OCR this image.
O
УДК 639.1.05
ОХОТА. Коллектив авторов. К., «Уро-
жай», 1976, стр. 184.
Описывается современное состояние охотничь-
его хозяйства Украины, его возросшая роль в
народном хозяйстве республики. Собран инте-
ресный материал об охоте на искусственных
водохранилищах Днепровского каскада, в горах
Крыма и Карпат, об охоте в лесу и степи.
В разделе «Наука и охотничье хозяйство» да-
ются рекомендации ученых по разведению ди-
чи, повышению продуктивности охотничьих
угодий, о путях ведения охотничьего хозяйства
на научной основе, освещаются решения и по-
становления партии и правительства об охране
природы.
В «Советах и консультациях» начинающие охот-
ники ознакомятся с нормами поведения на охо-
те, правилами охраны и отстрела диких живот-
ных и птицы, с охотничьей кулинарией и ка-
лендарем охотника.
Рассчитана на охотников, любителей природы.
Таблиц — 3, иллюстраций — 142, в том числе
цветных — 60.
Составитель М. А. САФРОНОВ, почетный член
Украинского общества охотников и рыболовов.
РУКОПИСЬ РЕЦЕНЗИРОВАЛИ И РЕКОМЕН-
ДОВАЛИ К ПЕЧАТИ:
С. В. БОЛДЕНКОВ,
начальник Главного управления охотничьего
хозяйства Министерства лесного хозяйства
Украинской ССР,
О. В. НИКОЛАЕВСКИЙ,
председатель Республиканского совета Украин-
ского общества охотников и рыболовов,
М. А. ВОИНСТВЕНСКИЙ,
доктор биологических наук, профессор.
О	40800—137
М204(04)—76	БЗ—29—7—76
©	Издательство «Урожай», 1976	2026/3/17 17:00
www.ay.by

____

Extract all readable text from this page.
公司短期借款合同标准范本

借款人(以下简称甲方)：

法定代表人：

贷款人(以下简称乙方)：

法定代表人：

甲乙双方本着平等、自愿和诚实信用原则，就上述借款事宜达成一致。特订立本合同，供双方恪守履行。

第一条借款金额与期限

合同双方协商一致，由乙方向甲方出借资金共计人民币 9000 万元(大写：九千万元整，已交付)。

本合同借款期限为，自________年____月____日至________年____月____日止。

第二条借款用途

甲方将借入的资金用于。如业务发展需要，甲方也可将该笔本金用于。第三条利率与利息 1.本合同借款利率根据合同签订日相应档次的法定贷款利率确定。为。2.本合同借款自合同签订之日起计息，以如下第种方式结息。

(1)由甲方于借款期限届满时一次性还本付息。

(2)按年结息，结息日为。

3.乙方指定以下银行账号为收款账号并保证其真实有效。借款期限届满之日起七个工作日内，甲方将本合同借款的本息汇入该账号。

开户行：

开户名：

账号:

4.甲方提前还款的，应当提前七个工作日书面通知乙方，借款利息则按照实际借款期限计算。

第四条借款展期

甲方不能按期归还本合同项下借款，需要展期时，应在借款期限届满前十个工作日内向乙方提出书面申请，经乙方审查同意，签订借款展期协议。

____

Description of the task: From the material, report only how many lines include the word "охотников".

Expected output: 3